TO DO —
Check the listing below for lines with the word "content" and say how many there are, with nothing but the number.
--- SUPPLIED DATA ---
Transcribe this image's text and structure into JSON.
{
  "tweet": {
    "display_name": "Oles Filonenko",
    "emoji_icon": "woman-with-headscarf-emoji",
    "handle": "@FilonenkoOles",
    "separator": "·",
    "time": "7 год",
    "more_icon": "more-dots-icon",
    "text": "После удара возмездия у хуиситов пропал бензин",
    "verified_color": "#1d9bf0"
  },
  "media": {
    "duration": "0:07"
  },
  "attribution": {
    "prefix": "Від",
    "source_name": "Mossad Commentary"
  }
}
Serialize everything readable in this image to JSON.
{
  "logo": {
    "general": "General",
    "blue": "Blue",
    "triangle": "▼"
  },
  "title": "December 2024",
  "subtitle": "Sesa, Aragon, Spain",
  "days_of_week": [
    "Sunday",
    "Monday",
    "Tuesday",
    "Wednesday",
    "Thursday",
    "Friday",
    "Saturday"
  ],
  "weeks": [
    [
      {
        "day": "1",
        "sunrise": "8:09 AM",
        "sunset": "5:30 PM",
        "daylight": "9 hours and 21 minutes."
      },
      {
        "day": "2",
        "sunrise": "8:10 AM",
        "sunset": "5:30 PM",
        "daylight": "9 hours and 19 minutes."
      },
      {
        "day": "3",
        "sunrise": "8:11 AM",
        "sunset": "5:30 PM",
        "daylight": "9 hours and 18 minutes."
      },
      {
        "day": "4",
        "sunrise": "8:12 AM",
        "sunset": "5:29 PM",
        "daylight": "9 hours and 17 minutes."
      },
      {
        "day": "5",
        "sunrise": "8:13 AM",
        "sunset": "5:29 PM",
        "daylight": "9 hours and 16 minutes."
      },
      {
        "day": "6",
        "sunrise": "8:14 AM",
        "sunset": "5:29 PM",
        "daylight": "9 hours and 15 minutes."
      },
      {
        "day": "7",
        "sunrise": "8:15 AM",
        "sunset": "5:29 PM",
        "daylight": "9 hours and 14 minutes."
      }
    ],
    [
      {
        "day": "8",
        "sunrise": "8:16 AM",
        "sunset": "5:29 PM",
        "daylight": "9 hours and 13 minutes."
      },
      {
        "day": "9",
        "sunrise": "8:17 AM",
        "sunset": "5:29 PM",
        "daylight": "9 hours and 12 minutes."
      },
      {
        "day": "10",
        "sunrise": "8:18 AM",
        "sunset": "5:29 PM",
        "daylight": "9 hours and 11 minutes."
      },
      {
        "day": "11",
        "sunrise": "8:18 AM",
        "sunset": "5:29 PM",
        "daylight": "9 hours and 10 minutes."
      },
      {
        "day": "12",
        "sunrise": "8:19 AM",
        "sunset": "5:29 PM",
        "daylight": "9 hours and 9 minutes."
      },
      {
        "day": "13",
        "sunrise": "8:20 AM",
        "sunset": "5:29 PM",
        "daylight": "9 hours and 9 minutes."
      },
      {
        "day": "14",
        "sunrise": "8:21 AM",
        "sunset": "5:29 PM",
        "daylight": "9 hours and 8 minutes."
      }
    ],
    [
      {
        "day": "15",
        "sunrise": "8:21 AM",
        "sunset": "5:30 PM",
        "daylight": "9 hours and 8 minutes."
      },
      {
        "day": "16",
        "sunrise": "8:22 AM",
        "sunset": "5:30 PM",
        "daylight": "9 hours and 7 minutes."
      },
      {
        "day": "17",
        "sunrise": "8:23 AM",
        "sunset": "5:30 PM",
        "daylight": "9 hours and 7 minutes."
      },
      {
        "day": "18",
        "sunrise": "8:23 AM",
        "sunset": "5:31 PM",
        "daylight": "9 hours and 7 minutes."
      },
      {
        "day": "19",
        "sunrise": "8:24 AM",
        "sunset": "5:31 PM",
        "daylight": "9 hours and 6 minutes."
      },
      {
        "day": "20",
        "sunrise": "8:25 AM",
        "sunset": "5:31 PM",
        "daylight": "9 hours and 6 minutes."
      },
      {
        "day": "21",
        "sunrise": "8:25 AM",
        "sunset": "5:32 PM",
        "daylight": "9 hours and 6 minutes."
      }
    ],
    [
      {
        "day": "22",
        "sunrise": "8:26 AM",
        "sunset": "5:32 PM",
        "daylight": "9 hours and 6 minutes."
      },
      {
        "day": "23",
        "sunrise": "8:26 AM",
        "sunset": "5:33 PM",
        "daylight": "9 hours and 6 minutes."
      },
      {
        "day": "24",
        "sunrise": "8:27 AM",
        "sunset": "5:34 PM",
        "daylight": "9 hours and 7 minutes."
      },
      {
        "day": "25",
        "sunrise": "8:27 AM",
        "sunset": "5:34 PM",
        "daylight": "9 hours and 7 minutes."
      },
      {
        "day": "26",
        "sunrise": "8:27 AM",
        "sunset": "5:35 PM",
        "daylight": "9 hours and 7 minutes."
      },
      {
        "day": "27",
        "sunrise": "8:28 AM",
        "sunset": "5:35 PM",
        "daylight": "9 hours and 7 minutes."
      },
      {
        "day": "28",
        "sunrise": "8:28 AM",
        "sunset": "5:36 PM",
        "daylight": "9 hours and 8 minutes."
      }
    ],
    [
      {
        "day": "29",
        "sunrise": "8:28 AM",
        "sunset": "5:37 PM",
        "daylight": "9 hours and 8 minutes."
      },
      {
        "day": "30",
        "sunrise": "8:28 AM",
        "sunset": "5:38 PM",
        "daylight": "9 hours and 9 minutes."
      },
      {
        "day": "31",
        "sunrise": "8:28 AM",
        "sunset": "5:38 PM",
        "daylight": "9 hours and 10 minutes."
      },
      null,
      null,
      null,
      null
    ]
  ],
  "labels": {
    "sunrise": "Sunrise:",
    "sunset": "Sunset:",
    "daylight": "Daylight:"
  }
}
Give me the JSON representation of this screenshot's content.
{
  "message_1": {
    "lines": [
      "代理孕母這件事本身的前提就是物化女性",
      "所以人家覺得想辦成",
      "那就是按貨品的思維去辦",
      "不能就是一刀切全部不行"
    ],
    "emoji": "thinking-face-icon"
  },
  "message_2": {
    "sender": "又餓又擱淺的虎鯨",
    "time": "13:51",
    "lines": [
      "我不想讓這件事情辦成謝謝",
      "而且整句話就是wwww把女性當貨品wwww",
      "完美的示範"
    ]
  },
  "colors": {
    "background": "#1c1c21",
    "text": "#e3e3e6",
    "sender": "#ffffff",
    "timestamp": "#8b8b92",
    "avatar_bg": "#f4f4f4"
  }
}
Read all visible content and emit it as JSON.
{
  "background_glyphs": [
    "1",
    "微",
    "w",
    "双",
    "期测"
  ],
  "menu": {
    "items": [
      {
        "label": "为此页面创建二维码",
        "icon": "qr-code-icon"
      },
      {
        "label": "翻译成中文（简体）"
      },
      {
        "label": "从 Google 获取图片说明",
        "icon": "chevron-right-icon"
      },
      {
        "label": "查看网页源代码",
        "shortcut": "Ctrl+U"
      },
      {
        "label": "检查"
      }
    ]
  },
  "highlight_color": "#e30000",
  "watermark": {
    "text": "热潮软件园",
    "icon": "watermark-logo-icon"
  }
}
---
EXERCISE OUTPUT —
2